EXTRACTED RECORDS >>
## START

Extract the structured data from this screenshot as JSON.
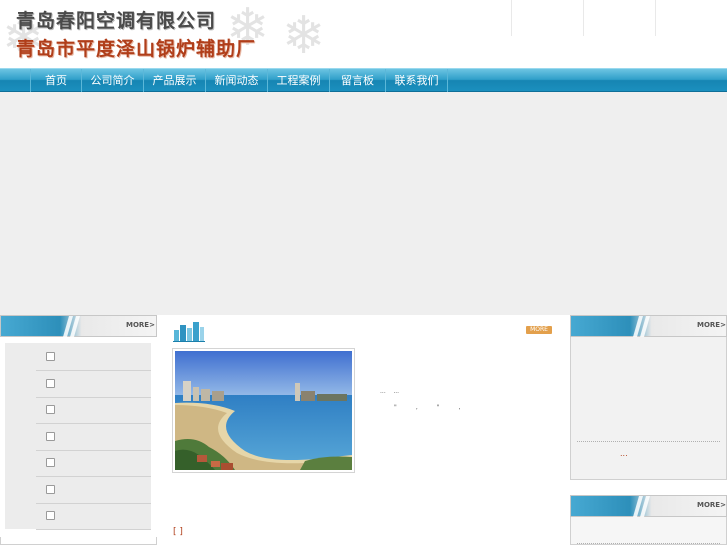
{
  "header": {
    "company_name_1": "青岛春阳空调有限公司",
    "company_name_2": "青岛市平度泽山锅炉辅助厂"
  },
  "nav": {
    "items": [
      {
        "label": "首页"
      },
      {
        "label": "公司简介"
      },
      {
        "label": "产品展示"
      },
      {
        "label": "新闻动态"
      },
      {
        "label": "工程案例"
      },
      {
        "label": "留言板"
      },
      {
        "label": "联系我们"
      }
    ]
  },
  "left_panel": {
    "more_label": "MORE>",
    "item_count": 7
  },
  "center_panel": {
    "more_label": "MORE",
    "about_line_1": "...    ...",
    "about_line_2": "\"          ,          \"          ,",
    "more_link": "[    ]"
  },
  "right_panel": {
    "box1_more_label": "MORE>",
    "box2_more_label": "MORE>",
    "news_dots": "..."
  },
  "colors": {
    "nav_blue": "#1b8fbe",
    "brand_red": "#b03e1a",
    "more_orange": "#e3a04c"
  }
}
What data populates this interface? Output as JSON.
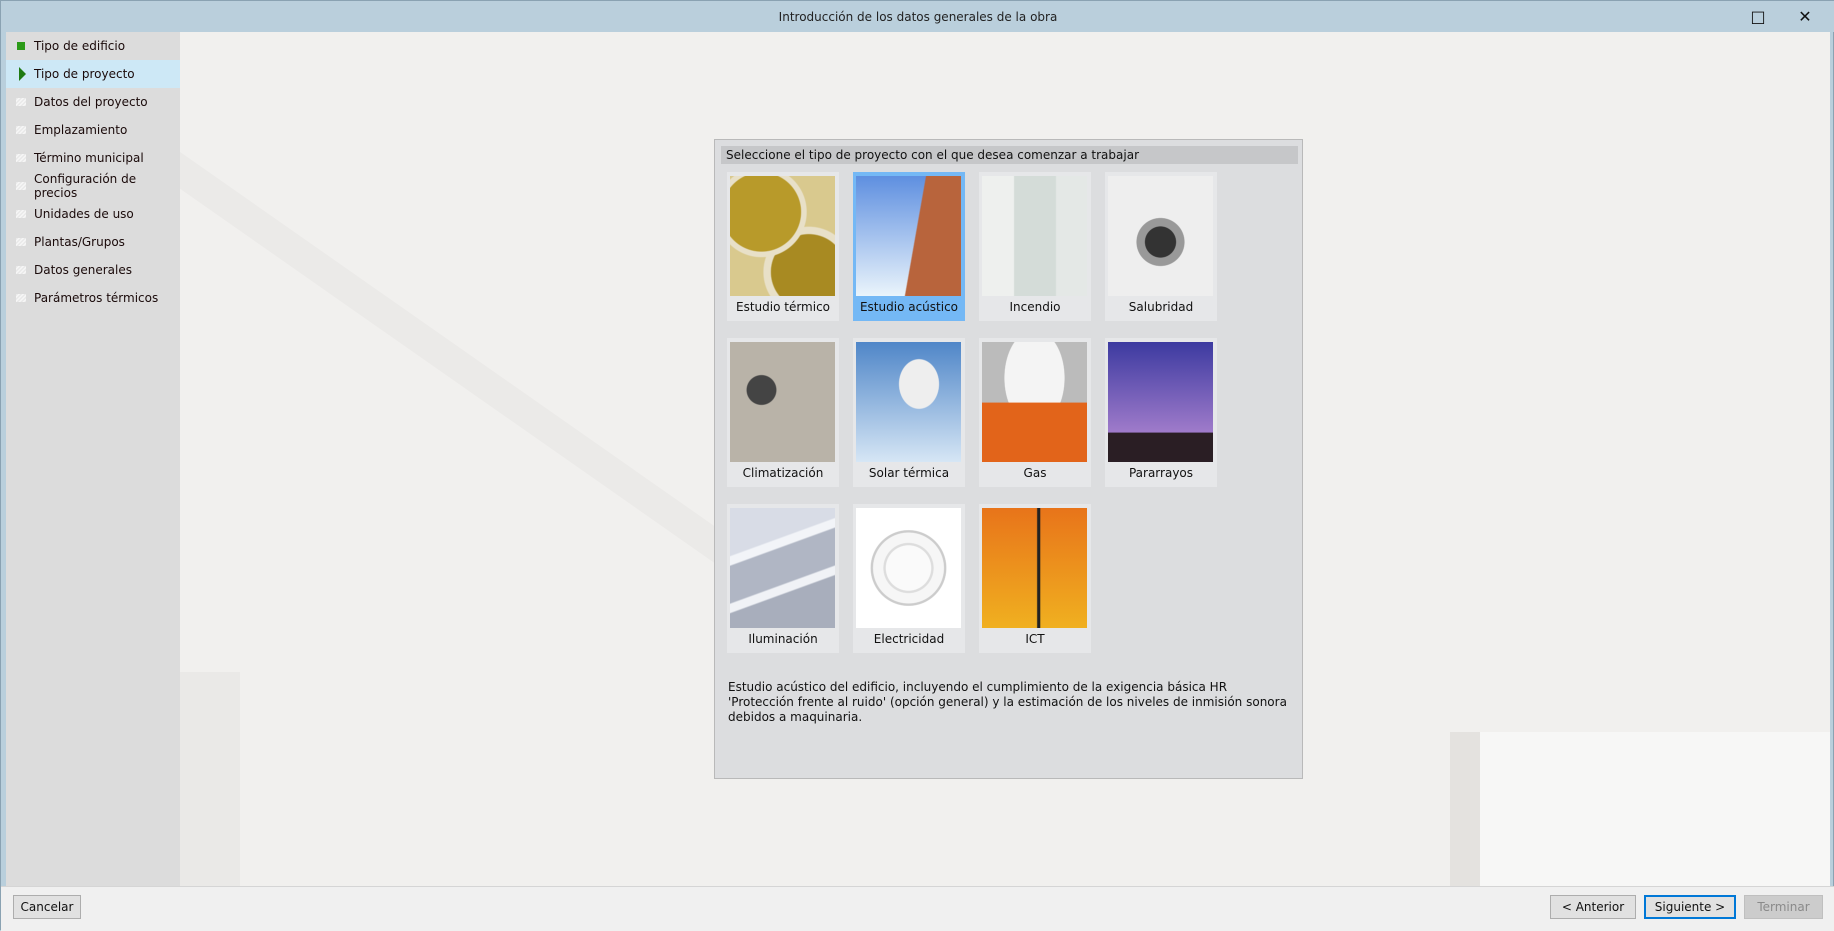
{
  "window": {
    "title": "Introducción de los datos generales de la obra",
    "maximize_icon": "□",
    "close_icon": "✕"
  },
  "sidebar": {
    "items": [
      {
        "label": "Tipo de edificio",
        "state": "done"
      },
      {
        "label": "Tipo de proyecto",
        "state": "current"
      },
      {
        "label": "Datos del proyecto",
        "state": "pending"
      },
      {
        "label": "Emplazamiento",
        "state": "pending"
      },
      {
        "label": "Término municipal",
        "state": "pending"
      },
      {
        "label": "Configuración de precios",
        "state": "pending"
      },
      {
        "label": "Unidades de uso",
        "state": "pending"
      },
      {
        "label": "Plantas/Grupos",
        "state": "pending"
      },
      {
        "label": "Datos generales",
        "state": "pending"
      },
      {
        "label": "Parámetros térmicos",
        "state": "pending"
      }
    ]
  },
  "panel": {
    "header": "Seleccione el tipo de proyecto con el que desea comenzar a trabajar",
    "tiles": [
      {
        "label": "Estudio térmico",
        "selected": false
      },
      {
        "label": "Estudio acústico",
        "selected": true
      },
      {
        "label": "Incendio",
        "selected": false
      },
      {
        "label": "Salubridad",
        "selected": false
      },
      {
        "label": "Climatización",
        "selected": false
      },
      {
        "label": "Solar térmica",
        "selected": false
      },
      {
        "label": "Gas",
        "selected": false
      },
      {
        "label": "Pararrayos",
        "selected": false
      },
      {
        "label": "Iluminación",
        "selected": false
      },
      {
        "label": "Electricidad",
        "selected": false
      },
      {
        "label": "ICT",
        "selected": false
      }
    ],
    "description": "Estudio acústico del edificio, incluyendo el cumplimiento de la exigencia básica HR 'Protección frente al ruido' (opción general) y la estimación de los niveles de inmisión sonora debidos a maquinaria."
  },
  "buttons": {
    "cancel": "Cancelar",
    "previous": "< Anterior",
    "next": "Siguiente >",
    "finish": "Terminar"
  },
  "colors": {
    "selected_tile": "#74b8f5",
    "done": "#2c9a17",
    "focus": "#0078d7"
  }
}
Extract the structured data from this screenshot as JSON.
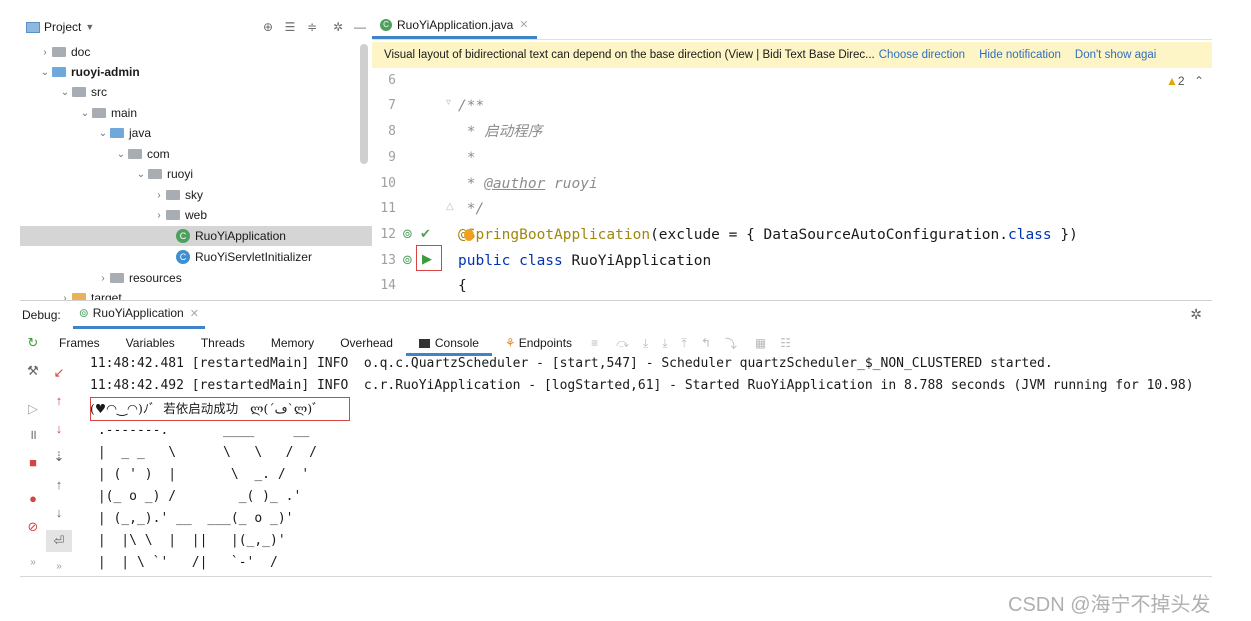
{
  "project": {
    "header_label": "Project",
    "tree": [
      {
        "label": "doc",
        "chev": "›"
      },
      {
        "label": "ruoyi-admin",
        "chev": "⌄"
      },
      {
        "label": "src",
        "chev": "⌄"
      },
      {
        "label": "main",
        "chev": "⌄"
      },
      {
        "label": "java",
        "chev": "⌄"
      },
      {
        "label": "com",
        "chev": "⌄"
      },
      {
        "label": "ruoyi",
        "chev": "⌄"
      },
      {
        "label": "sky",
        "chev": "›"
      },
      {
        "label": "web",
        "chev": "›"
      },
      {
        "label": "RuoYiApplication",
        "chev": ""
      },
      {
        "label": "RuoYiServletInitializer",
        "chev": ""
      },
      {
        "label": "resources",
        "chev": "›"
      },
      {
        "label": "target",
        "chev": "›"
      }
    ]
  },
  "editor": {
    "tab_label": "RuoYiApplication.java",
    "notification": {
      "text": "Visual layout of bidirectional text can depend on the base direction (View | Bidi Text Base Direc...",
      "choose": "Choose direction",
      "hide": "Hide notification",
      "dont_show": "Don't show agai"
    },
    "warning_count": "2",
    "line_numbers": [
      "6",
      "7",
      "8",
      "9",
      "10",
      "11",
      "12",
      "13",
      "14"
    ],
    "code": {
      "l7": "/**",
      "l8": " * 启动程序",
      "l9": " *",
      "l10_pre": " * ",
      "l10_tag": "@author",
      "l10_post": " ruoyi",
      "l11": " */",
      "l12_ann": "@SpringBootApplication",
      "l12_mid": "(exclude = { DataSourceAutoConfiguration.",
      "l12_kw": "class",
      "l12_end": " })",
      "l13_kw": "public class ",
      "l13_name": "RuoYiApplication",
      "l14": "{"
    }
  },
  "debug": {
    "label": "Debug:",
    "session_tab": "RuoYiApplication",
    "tabs": [
      "Frames",
      "Variables",
      "Threads",
      "Memory",
      "Overhead",
      "Console",
      "Endpoints"
    ],
    "console_lines": [
      "11:48:42.481 [restartedMain] INFO  o.q.c.QuartzScheduler - [start,547] - Scheduler quartzScheduler_$_NON_CLUSTERED started.",
      "11:48:42.492 [restartedMain] INFO  c.r.RuoYiApplication - [logStarted,61] - Started RuoYiApplication in 8.788 seconds (JVM running for 10.98)",
      "(♥◠‿◠)ﾉﾞ  若依启动成功   ლ(´ڡ`ლ)ﾞ",
      " .-------.       ____     __",
      " |  _ _   \\      \\   \\   /  /",
      " | ( ' )  |       \\  _. /  '",
      " |(_ o _) /        _( )_ .'",
      " | (_,_).' __  ___(_ o _)'",
      " |  |\\ \\  |  ||   |(_,_)'",
      " |  | \\ `'   /|   `-'  /"
    ]
  },
  "watermark": "CSDN @海宁不掉头发",
  "colors": {
    "accent": "#4083c9",
    "highlight_box": "#d64541",
    "notification_bg": "#fdf5c5"
  }
}
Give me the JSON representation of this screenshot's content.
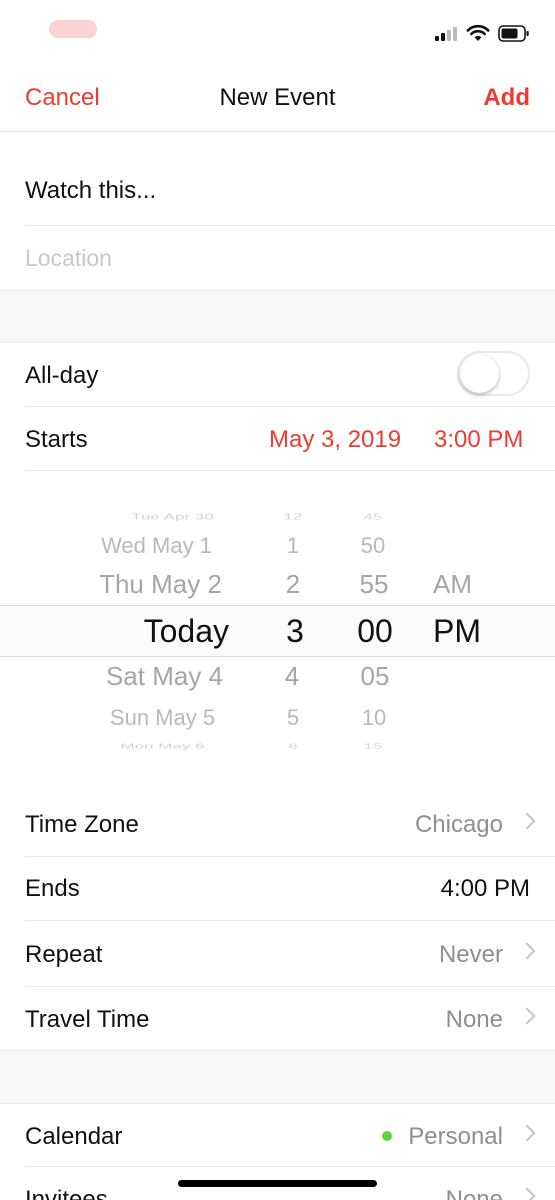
{
  "nav": {
    "cancel_label": "Cancel",
    "title": "New Event",
    "add_label": "Add"
  },
  "event": {
    "title_value": "Watch this...",
    "location_placeholder": "Location"
  },
  "all_day": {
    "label": "All-day",
    "enabled": false
  },
  "starts": {
    "label": "Starts",
    "date": "May 3, 2019",
    "time": "3:00 PM"
  },
  "picker": {
    "days": [
      "Tue Apr 30",
      "Wed May 1",
      "Thu May 2",
      "Today",
      "Sat May 4",
      "Sun May 5",
      "Mon May 6"
    ],
    "hours": [
      "12",
      "1",
      "2",
      "3",
      "4",
      "5",
      "6"
    ],
    "minutes": [
      "45",
      "50",
      "55",
      "00",
      "05",
      "10",
      "15"
    ],
    "meridiem": [
      "AM",
      "PM"
    ]
  },
  "time_zone": {
    "label": "Time Zone",
    "value": "Chicago"
  },
  "ends": {
    "label": "Ends",
    "value": "4:00 PM"
  },
  "repeat": {
    "label": "Repeat",
    "value": "Never"
  },
  "travel_time": {
    "label": "Travel Time",
    "value": "None"
  },
  "calendar": {
    "label": "Calendar",
    "value": "Personal",
    "dot_color": "#5ad63b"
  },
  "invitees": {
    "label": "Invitees",
    "value": "None"
  },
  "colors": {
    "accent": "#f03a2f",
    "secondary_text": "#8e8e93"
  }
}
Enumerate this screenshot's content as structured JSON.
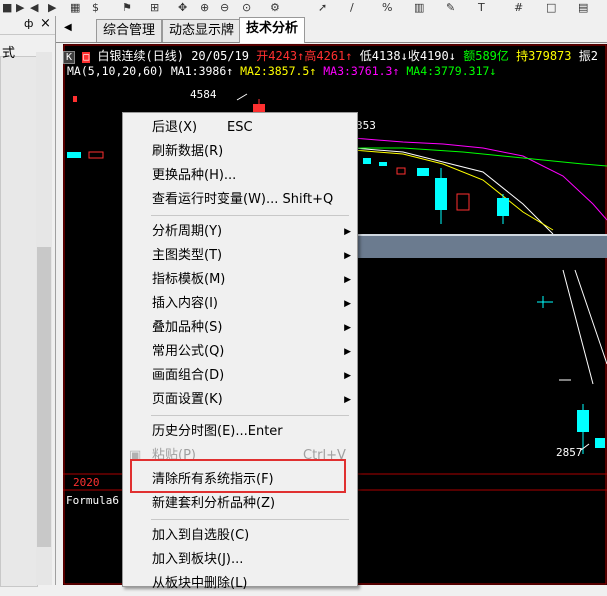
{
  "left_panel": {
    "text": "式",
    "pin": "ф",
    "close": "×"
  },
  "tabs": [
    {
      "label": "综合管理"
    },
    {
      "label": "动态显示牌"
    },
    {
      "label": "技术分析"
    }
  ],
  "quote": {
    "k_badge": "K",
    "title": "白银连续(日线) 20/05/19",
    "open": "开4243↑",
    "high": "高4261↑",
    "low": "低4138↓",
    "close": "收4190↓",
    "amount": "额589亿",
    "hold": "持379873",
    "amp": "振2"
  },
  "ma": {
    "label": "MA(5,10,20,60)",
    "ma1": "MA1:3986↑",
    "ma2": "MA2:3857.5↑",
    "ma3": "MA3:3761.3↑",
    "ma4": "MA4:3779.317↓"
  },
  "chart_labels": {
    "high_price": "4584",
    "mid_price": "353",
    "low_price": "2857",
    "year": "2020",
    "formula": "Formula6"
  },
  "menu": {
    "items": [
      {
        "label": "后退(X)",
        "shortcut": "ESC"
      },
      {
        "label": "刷新数据(R)"
      },
      {
        "label": "更换品种(H)..."
      },
      {
        "label": "查看运行时变量(W)... Shift+Q"
      },
      {
        "label": "分析周期(Y)"
      },
      {
        "label": "主图类型(T)"
      },
      {
        "label": "指标模板(M)"
      },
      {
        "label": "插入内容(I)"
      },
      {
        "label": "叠加品种(S)"
      },
      {
        "label": "常用公式(Q)"
      },
      {
        "label": "画面组合(D)"
      },
      {
        "label": "页面设置(K)"
      },
      {
        "label": "历史分时图(E)...Enter"
      },
      {
        "label": "粘贴(P)",
        "shortcut": "Ctrl+V"
      },
      {
        "label": "清除所有系统指示(F)"
      },
      {
        "label": "新建套利分析品种(Z)"
      },
      {
        "label": "加入到自选股(C)"
      },
      {
        "label": "加入到板块(J)..."
      },
      {
        "label": "从板块中删除(L)"
      }
    ],
    "submenu_arrow": "▶"
  },
  "colors": {
    "chart_bg": "#000000",
    "up": "#ff3030",
    "down": "#00ffff",
    "ma1": "#ffffff",
    "ma2": "#ffff00",
    "ma3": "#ff00ff",
    "ma4": "#00ff00",
    "highlight": "#e03030"
  }
}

## END

SHORT PROBLEM >>
Pull out all lines of the data with the string "direction".

COMPLETE OUTPUT >>
      "text": "Visual layout of bidirectional text can depend on the base direction (View | Bidi Text Base Direc...",
      "choose": "Choose direction",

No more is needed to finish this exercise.